Novo decreto institui política permanente de acolhimento, apoio psicológico, orientação sobre direitos, capacitação profissional e prioridade para análise da redução da jornada de servidoras públicas mães atípicas.
Da Redação S&DS
O Governo do Distrito Federal deu um passo inédito na ampliação das políticas públicas voltadas às famílias de pessoas com deficiência, transtornos do neurodesenvolvimento, doenças raras e outras condições que exigem cuidados permanentes. A governadora Celina Leão instituiu, por meio do Decreto nº 48.885, a Rede de Apoio às Mães Atípicas, um programa intersetorial destinado a acolher, orientar e fortalecer mulheres que exercem, diariamente, o papel de cuidadoras.
A principal novidade da medida é a criação da Casa da Mãe Atípica, equipamento público que deverá funcionar como centro de referência para atendimento dessas mulheres. A proposta é que cada Região Administrativa do Distrito Federal possa contar com uma unidade, conforme a necessidade e o planejamento do Poder Executivo.
Na prática, o decreto reconhece que quem cuida também precisa ser cuidado. A iniciativa busca reduzir a sobrecarga emocional, social e econômica enfrentada por milhares de mães que, muitas vezes, deixam o mercado de trabalho, interrompem estudos e reorganizam completamente suas vidas para acompanhar filhos ou familiares que necessitam de atenção contínua.
“Esse decreto vai mudar a percepção do Estado para as nossas famílias atípicas porque ele não veio de cima para baixo. Esse decreto foi construído por vocês e está pronto para ser retificado, melhorado, ampliado e debatido, porque ninguém faz tudo acertando, mas tudo tem um começo. E esse começo é muito firme e muito presente”, afirmou a governadora.

**ATIVIDADES PROPOSTAS:**
• a. De acordo com o texto sobre a Rede de Apoio às Mães Atípicas, qual é o número do decreto que instituiu o programa?
• b. Reescreva de forma mais concisa o parágrafo do texto sobre a Rede de Apoio às Mães Atípicas que começa com "A principal novidade da medida", preservando suas informações principais.
• c. Dê prosseguimento ao texto sobre a Rede de Apoio às Mães Atípicas a partir do ponto em que ele termina.
Não é preciso consultar os dados para realizar as atividades.

**DADOS EXTRAÍDOS:**

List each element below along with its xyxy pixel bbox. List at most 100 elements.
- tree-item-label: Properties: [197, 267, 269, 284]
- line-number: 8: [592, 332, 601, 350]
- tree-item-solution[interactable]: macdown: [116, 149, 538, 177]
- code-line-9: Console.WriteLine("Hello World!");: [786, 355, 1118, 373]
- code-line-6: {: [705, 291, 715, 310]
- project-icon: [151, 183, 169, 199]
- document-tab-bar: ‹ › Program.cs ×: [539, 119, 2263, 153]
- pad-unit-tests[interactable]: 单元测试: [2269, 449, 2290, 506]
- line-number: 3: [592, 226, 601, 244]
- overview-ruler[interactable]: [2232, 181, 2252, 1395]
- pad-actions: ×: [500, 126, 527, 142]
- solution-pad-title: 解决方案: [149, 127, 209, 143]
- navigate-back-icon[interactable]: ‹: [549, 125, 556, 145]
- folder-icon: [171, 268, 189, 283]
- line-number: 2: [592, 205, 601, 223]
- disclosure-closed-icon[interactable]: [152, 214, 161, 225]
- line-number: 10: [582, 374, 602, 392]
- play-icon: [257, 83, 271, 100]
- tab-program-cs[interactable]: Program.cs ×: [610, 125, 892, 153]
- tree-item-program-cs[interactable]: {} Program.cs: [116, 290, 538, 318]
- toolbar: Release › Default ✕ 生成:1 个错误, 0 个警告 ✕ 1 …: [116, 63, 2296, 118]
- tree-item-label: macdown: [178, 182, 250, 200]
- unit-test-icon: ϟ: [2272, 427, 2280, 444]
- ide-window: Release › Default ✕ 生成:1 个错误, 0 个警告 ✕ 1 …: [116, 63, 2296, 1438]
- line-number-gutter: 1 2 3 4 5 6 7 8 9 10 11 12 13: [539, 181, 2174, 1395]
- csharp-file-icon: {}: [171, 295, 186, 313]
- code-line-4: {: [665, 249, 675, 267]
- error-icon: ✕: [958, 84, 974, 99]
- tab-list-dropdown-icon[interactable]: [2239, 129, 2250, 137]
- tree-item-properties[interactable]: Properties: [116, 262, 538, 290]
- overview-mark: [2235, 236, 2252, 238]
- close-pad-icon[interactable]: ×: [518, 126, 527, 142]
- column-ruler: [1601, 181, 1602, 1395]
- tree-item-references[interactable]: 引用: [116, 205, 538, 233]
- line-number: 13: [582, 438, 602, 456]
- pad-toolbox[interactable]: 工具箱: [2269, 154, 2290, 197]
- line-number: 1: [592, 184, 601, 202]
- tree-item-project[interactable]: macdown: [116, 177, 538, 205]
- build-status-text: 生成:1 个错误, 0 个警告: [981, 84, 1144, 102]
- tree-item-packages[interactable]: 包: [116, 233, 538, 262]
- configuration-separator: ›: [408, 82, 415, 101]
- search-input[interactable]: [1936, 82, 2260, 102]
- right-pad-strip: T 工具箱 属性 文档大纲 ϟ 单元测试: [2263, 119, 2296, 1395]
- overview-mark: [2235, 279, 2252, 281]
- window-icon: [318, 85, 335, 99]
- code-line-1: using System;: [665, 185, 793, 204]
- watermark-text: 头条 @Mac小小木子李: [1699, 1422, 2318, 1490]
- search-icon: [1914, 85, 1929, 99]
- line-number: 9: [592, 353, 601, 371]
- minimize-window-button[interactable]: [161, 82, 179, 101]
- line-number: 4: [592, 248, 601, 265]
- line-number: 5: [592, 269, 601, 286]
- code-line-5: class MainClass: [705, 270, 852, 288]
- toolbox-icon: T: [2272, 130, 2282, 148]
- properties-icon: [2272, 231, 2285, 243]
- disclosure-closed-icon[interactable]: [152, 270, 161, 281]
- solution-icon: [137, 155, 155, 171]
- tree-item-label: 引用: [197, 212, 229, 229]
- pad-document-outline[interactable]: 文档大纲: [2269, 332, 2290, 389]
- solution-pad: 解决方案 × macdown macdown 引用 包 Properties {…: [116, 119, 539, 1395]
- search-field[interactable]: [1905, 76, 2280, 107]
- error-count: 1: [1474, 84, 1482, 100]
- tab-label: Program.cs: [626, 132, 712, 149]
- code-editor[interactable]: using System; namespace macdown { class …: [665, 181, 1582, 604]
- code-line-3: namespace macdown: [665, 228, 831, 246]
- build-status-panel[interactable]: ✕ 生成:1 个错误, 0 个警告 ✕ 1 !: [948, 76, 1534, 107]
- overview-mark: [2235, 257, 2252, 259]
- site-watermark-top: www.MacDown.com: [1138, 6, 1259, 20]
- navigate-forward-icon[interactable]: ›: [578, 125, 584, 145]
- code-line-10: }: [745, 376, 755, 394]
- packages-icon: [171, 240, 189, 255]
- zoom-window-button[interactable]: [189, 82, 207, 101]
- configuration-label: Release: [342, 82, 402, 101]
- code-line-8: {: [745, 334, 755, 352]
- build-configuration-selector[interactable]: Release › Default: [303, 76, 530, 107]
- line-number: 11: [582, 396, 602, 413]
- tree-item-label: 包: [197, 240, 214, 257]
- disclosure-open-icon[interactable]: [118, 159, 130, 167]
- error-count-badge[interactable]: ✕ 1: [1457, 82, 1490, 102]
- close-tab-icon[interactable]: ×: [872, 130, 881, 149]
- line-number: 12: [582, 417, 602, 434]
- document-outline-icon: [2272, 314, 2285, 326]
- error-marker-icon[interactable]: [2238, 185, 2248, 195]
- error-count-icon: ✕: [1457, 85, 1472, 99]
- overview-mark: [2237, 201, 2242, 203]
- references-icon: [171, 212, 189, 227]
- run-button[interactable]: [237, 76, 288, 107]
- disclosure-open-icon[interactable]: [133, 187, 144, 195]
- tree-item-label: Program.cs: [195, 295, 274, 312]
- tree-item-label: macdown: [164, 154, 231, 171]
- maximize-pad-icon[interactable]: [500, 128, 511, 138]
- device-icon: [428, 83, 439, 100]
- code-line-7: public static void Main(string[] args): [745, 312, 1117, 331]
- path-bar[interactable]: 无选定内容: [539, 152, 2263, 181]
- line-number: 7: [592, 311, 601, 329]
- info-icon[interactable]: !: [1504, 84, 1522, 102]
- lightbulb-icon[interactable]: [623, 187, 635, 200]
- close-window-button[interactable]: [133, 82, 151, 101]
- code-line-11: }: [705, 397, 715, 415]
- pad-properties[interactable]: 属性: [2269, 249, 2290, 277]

**RESULTADOS DAS ATIVIDADES:**
• a. Decreto nº 48.885.

• b. A principal novidade é a Casa da Mãe Atípica, centro público de referência para atender essas mulheres. A proposta prevê uma unidade em cada Região Administrativa do Distrito Federal, conforme a necessidade e o planejamento do Poder Executivo.

• c.
O que muda na prática
A Casa da Mãe Atípica deverá oferecer, prioritariamente:
- apoio psicossocial;
- atendimento voltado à saúde e ao bem-estar;
- escuta qualificada para mães e familiares;
- orientação sobre direitos e benefícios sociais;
- informações sobre acessibilidade e transporte público;
- cursos de capacitação;
- programas de geração de renda;
- ações que promovam maior autonomia das famílias.
Além disso, a Rede de Apoio terá atuação integrada entre as áreas de saúde, educação, assistência social, mobilidade e direitos humanos, buscando facilitar o acesso das famílias aos serviços públicos.
Servidoras públicas terão prioridade
Outro ponto de destaque do decreto determina que os órgãos do Governo do Distrito Federal deverão dar maior celeridade à análise dos pedidos de redução da carga horária apresentados por servidoras públicas mães atípicas, conforme previsto na legislação distrital.
Embora o direito já exista em determinadas situações, a nova norma estabelece prioridade na tramitação desses processos administrativos.
Política voltada para quem cuida
O decreto também define oficialmente quem poderá ser atendido pela Rede.
São consideradas mães atípicas aquelas responsáveis legais que exercem cuidados permanentes ou contínuos de pessoas com deficiência, transtornos do neurodesenvolvimento, doenças raras ou outras condições que demandem acompanhamento especializado.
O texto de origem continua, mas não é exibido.